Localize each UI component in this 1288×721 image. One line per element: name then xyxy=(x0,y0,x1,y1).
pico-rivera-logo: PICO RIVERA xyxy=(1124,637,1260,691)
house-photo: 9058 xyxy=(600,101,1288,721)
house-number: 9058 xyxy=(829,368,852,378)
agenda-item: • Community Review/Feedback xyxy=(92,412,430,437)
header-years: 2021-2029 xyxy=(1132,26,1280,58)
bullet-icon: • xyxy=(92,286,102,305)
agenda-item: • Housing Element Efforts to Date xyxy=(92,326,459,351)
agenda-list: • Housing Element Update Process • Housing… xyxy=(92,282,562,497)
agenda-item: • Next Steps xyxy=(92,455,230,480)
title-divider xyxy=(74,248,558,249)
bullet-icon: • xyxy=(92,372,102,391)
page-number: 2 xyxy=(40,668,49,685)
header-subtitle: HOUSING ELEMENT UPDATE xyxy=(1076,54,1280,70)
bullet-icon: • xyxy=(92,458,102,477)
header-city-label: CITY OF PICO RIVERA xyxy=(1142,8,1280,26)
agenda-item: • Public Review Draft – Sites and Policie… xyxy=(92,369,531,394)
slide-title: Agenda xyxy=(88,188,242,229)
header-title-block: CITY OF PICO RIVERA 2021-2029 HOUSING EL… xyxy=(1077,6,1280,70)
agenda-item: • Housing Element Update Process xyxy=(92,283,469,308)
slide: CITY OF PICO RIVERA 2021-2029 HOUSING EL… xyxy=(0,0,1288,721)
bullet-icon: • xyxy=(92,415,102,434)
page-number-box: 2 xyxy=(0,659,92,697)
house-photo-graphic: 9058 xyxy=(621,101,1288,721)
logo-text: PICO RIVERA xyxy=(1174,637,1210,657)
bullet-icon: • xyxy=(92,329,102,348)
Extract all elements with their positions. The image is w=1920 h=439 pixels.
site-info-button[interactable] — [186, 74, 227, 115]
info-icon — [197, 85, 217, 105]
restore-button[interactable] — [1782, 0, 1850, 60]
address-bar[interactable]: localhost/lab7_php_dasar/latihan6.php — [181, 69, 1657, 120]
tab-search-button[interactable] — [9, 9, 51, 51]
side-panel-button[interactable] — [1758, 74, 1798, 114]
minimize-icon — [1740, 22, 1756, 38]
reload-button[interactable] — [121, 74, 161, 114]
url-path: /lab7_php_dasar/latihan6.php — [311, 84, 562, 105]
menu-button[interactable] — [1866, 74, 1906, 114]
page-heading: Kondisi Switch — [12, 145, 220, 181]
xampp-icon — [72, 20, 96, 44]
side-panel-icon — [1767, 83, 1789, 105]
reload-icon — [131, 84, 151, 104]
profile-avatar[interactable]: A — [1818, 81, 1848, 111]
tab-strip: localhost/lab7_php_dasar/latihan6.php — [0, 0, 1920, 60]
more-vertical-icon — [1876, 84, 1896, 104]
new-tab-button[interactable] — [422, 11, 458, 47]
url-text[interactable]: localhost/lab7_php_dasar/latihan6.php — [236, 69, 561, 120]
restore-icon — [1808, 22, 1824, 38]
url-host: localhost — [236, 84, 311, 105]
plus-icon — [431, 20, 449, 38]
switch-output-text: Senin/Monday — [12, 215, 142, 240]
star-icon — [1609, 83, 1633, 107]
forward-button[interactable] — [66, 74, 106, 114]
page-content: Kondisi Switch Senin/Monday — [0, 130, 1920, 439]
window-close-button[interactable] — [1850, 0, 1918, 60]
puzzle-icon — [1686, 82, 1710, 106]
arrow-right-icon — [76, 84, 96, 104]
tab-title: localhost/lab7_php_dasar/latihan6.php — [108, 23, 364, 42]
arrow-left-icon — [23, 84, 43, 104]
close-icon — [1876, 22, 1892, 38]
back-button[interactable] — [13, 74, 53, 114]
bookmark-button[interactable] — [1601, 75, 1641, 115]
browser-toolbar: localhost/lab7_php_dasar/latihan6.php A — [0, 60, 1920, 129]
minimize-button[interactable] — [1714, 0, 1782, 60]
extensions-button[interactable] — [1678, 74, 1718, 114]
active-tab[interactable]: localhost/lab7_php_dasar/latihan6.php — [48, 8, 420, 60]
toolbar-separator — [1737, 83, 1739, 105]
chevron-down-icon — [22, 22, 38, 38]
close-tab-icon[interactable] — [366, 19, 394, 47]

+ + +

Schreibe alles vom Anfang der Zeilen oben bis hinunter zur Zeile mit „bullet-icon: • xyxy=(92,286,102,305)“ wortgetreu ab, beide Enden eingeschlossen.

Localize each UI component in this 1288×721 image. One line per element: name then xyxy=(x0,y0,x1,y1).
pico-rivera-logo: PICO RIVERA xyxy=(1124,637,1260,691)
house-photo: 9058 xyxy=(600,101,1288,721)
house-number: 9058 xyxy=(829,368,852,378)
agenda-item: • Community Review/Feedback xyxy=(92,412,430,437)
header-years: 2021-2029 xyxy=(1132,26,1280,58)
bullet-icon: • xyxy=(92,286,102,305)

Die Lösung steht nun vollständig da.